### Set task
List each line of the data that holds the string "with".

### Listed records
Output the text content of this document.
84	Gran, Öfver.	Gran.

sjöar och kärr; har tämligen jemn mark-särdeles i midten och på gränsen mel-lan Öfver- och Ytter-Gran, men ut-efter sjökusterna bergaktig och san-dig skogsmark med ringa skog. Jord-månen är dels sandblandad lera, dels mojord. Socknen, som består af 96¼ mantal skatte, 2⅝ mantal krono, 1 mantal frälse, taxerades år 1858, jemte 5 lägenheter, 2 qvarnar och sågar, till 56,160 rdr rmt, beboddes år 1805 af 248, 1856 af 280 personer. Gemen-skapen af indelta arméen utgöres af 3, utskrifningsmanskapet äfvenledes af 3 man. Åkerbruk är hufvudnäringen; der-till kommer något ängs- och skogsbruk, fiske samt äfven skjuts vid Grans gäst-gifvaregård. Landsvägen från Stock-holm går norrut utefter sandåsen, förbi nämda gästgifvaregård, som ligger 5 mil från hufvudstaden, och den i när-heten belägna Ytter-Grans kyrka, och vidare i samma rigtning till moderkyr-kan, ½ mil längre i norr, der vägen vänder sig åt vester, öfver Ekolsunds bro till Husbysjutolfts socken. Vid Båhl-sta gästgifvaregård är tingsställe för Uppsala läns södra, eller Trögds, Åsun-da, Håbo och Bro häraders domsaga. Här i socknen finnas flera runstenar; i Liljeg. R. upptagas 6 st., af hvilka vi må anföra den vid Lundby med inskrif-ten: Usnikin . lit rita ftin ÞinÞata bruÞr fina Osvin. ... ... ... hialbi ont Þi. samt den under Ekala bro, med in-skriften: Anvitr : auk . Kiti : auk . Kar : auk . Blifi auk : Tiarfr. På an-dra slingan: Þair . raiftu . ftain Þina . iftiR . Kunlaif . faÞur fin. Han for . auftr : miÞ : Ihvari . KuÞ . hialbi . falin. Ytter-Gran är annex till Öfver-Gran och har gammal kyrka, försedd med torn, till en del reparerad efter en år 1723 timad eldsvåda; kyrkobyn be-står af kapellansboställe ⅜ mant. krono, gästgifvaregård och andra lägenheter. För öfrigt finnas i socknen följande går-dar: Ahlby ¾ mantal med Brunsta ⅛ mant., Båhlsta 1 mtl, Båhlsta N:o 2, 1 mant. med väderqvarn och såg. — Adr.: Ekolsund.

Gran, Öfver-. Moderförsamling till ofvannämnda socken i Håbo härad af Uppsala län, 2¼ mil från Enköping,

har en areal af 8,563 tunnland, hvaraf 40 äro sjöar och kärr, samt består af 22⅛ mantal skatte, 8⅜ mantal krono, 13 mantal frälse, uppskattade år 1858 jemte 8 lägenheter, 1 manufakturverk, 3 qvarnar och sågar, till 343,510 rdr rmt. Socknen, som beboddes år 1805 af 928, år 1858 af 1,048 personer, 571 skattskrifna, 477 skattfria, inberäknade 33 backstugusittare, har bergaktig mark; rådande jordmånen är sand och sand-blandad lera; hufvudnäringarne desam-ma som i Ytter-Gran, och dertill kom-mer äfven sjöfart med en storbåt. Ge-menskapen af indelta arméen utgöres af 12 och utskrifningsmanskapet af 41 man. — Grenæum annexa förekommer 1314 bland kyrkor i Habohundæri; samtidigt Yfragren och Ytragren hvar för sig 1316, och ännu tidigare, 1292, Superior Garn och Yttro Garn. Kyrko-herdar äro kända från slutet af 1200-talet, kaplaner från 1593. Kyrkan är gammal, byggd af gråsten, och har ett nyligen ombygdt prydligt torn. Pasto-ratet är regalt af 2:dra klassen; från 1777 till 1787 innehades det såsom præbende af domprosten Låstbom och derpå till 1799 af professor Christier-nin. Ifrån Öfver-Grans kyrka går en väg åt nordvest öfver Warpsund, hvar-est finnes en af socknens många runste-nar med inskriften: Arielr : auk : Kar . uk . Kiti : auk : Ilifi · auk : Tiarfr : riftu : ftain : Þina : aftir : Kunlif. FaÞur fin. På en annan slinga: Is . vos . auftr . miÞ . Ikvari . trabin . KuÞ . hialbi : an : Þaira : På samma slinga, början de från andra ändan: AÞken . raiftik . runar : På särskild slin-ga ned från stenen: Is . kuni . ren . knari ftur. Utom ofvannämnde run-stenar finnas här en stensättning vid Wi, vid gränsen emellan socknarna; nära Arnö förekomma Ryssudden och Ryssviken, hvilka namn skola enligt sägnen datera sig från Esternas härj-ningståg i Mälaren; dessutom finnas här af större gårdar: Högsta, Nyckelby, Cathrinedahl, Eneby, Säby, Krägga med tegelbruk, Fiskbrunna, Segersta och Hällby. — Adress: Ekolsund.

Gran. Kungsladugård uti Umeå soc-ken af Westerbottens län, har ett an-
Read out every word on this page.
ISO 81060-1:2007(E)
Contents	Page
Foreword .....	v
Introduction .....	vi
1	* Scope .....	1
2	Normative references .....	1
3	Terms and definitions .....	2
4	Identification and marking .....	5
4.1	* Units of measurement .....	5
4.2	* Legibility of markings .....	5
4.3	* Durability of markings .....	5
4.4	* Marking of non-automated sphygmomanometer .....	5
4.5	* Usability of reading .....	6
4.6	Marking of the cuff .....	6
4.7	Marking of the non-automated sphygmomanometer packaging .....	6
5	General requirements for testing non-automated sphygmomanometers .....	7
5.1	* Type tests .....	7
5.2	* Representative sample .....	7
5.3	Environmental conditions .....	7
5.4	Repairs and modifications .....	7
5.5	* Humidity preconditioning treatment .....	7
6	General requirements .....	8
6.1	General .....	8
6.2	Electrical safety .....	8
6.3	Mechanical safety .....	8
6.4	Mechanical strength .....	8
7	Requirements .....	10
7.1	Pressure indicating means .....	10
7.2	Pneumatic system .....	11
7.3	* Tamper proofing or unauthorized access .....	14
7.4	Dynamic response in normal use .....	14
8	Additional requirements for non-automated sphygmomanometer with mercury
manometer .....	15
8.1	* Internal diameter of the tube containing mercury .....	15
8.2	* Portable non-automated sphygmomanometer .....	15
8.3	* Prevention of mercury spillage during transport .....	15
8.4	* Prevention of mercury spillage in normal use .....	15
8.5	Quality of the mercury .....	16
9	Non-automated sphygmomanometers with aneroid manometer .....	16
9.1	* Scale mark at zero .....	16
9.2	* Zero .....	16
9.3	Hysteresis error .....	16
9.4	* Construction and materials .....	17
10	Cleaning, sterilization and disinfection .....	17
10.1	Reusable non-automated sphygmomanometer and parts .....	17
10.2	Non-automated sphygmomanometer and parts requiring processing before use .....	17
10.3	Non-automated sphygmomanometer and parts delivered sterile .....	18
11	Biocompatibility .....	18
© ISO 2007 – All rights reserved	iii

### Answer to the exercise
8	Additional requirements for non-automated sphygmomanometer with mercury
9	Non-automated sphygmomanometers with aneroid manometer .....	16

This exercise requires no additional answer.